§ **Trecho para leitura**:

+--

Os primeiros meses que vivi no Tribunal de Justiça foram os mais difíceis da minha vida profissional. Passei muitos momentos de aflição. Era tudo novo, tudo compartido, tudo fragmentado. Além do mais, cercado de pessoas que pensavam diferente de mim, sem perder de vista que cheguei precedido de uma má fama, criada por desafetos gratuitos, por pura maldade. Deparei-me, ademais, em meio a tantas outras diferenças, com julgadores dos mais variados matizes: uns conservadores, outros, liberais; alguns mais e outros menos radicias; uns histriônicos, outros, mais contidos; uns tímidos, outros, sem receio da exposição. Tudo muito complicado para uma pessoa da minha personalidade, reflexiva por natureza. Peguei-me, nesse sentido, por diversas vezes, absorto, analisando o colega, tentando traçar o seu perfil como julgador. Daí que fui compreendendo e etiquetando aqueles que entendi mais ou menos positivista, por exemplo. Identifiquei, noutro giro, aqueles cujo pensamento mais se aproximava da minha visão de mundo, com os quais, claro, fui acomodando a minha mente.
Vivi, em face dessas e doutras constatações, momento de intensa ebulição mental; desejei, muito, ter tempo para me aposentar, deixar o proscênio, partir para outras atividades: escrever, ensinar, fazer programa de radio ( minha verdadeira paixão), cuidar de mim e da minha família. Mas, por não ter tempo, tive que perseverar. Hoje, passados três anos, estou mais assentado, mais ajustado com o meio, razão pela qual posso dizer que estou feliz, porque estou em paz e tranquilo em relação a muitas das questões que me afligiram.

+--

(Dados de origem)
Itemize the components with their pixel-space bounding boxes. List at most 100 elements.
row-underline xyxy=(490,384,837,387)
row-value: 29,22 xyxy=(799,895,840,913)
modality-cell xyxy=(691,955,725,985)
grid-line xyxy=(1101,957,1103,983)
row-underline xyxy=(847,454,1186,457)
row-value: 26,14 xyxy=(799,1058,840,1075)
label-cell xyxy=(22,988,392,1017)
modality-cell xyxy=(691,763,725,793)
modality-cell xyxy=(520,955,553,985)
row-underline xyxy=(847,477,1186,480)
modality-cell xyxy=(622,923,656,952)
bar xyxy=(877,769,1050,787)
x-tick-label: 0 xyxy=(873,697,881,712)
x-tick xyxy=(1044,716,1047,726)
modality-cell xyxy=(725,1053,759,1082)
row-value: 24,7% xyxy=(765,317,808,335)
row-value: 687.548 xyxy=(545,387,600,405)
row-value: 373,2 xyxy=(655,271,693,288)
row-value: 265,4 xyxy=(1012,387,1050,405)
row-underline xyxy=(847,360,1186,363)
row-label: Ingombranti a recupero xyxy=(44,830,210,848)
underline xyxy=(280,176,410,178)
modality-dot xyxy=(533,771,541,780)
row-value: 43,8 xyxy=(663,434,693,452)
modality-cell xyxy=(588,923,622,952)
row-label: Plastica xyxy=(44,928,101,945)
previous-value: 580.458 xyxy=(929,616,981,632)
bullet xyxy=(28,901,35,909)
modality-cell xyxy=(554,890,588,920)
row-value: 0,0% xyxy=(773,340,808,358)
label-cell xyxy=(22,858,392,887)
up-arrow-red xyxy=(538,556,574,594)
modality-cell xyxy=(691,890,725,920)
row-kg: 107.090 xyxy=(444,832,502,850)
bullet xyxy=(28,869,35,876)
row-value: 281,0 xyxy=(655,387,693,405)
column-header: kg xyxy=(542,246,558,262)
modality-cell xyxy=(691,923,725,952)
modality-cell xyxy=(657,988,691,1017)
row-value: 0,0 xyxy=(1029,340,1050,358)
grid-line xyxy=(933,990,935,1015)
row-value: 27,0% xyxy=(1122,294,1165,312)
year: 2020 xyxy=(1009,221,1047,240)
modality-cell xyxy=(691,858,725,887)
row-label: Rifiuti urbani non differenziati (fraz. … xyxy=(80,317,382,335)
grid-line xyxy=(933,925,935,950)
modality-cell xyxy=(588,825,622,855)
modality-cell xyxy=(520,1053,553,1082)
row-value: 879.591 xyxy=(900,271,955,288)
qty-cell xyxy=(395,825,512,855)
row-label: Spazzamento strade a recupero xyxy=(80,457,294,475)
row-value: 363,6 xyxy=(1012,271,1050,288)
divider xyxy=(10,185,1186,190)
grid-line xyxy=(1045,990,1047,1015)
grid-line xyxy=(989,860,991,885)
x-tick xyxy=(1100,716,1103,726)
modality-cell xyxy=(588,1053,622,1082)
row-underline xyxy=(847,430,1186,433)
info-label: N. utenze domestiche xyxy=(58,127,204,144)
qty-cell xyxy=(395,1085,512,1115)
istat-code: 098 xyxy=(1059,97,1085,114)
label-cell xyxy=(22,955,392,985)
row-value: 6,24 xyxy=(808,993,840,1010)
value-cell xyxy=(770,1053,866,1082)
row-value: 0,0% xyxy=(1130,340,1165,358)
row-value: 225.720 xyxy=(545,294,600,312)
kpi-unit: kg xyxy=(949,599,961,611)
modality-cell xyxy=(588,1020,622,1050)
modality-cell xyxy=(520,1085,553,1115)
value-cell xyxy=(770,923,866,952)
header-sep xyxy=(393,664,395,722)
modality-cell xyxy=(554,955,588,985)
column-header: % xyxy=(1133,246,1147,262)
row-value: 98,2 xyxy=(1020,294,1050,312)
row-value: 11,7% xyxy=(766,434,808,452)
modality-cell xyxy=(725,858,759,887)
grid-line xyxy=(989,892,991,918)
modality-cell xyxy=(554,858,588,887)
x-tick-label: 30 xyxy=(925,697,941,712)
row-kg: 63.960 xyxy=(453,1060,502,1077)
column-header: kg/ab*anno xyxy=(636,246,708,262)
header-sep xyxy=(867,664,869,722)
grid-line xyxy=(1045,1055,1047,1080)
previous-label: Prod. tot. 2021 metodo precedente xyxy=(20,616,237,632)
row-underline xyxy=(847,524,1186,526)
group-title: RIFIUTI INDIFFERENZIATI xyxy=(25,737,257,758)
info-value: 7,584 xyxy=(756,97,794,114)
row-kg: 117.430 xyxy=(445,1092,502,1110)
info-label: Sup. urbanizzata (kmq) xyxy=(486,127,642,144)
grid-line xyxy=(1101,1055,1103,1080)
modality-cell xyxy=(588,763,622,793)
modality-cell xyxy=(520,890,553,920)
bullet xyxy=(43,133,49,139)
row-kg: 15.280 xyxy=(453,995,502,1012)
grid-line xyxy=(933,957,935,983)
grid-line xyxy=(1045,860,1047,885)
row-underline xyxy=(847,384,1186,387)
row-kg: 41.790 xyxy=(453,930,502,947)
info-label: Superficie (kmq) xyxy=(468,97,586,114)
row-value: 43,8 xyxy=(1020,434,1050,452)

+--

§ **A fazer**:
1. No relato sobre o Tribunal de Justiça, reescreva tudo desde "Vivi, em face" até "que me afligiram.", trocando "proscênio" por "palco".
2. No relato sobre o Tribunal de Justiça, que atividade é apontada como a verdadeira paixão de quem narra?
3. Escreva a continuação do relato sobre os primeiros anos no Tribunal de Justiça, a partir da última frase apresentada.

§ **Respostas**:
1.
Vivi, em face dessas e doutras constatações, momento de intensa ebulição mental; desejei, muito, ter tempo para me aposentar, deixar o palco, partir para outras atividades: escrever, ensinar, fazer programa de radio ( minha verdadeira paixão), cuidar de mim e da minha família. Mas, por não ter tempo, tive que perseverar. Hoje, passados três anos, estou mais assentado, mais ajustado com o meio, razão pela qual posso dizer que estou feliz, porque estou em paz e tranquilo em relação a muitas das questões que me afligiram.

2. Fazer programa de rádio.

3.
Com o passar dos dias claro, fui me adaptando, fui participando mais intensamente dos debates, fui me enturmando, perdendo o receio de que, por ter assumido o desembargo precedido de má fama, pudessem me tratar com indiferença. Hoje posso dizer que já vou para as sessões de julgamento em paz, com tranquilidade, por isso, nos dias presentes, estou, sim, mais leve e mais solto, disposto a seguir adiante, dando a minha contribuição aos julgamentos, fazendo a minha parte, perseverando nos meus argumentos, defendendo as minhas teses, expondo, com coragem e sem receio, as minhas posições acerca dos temas mais polêmicos, sempre com o necessário equilíbrio e, fundamentalmente, respeitando os que pensam diferente de mim, como tem ocorrido nas Câmaras Criminais Reunidas, onde, em face de alguns temas, tenho permanecido praticamente isolado.
Envolto nos últimos meses com o estudo da filosofia, anoto, com Epicuro ( 341-270 a.C.), que a paz e a tranquilidade que tenho hoje sedimentadas em mim, são a razão maior da minha felicidade, sob o ponto de vista profissional, vez que, na minha vida pessoal, eu nunca deixei de ser feliz.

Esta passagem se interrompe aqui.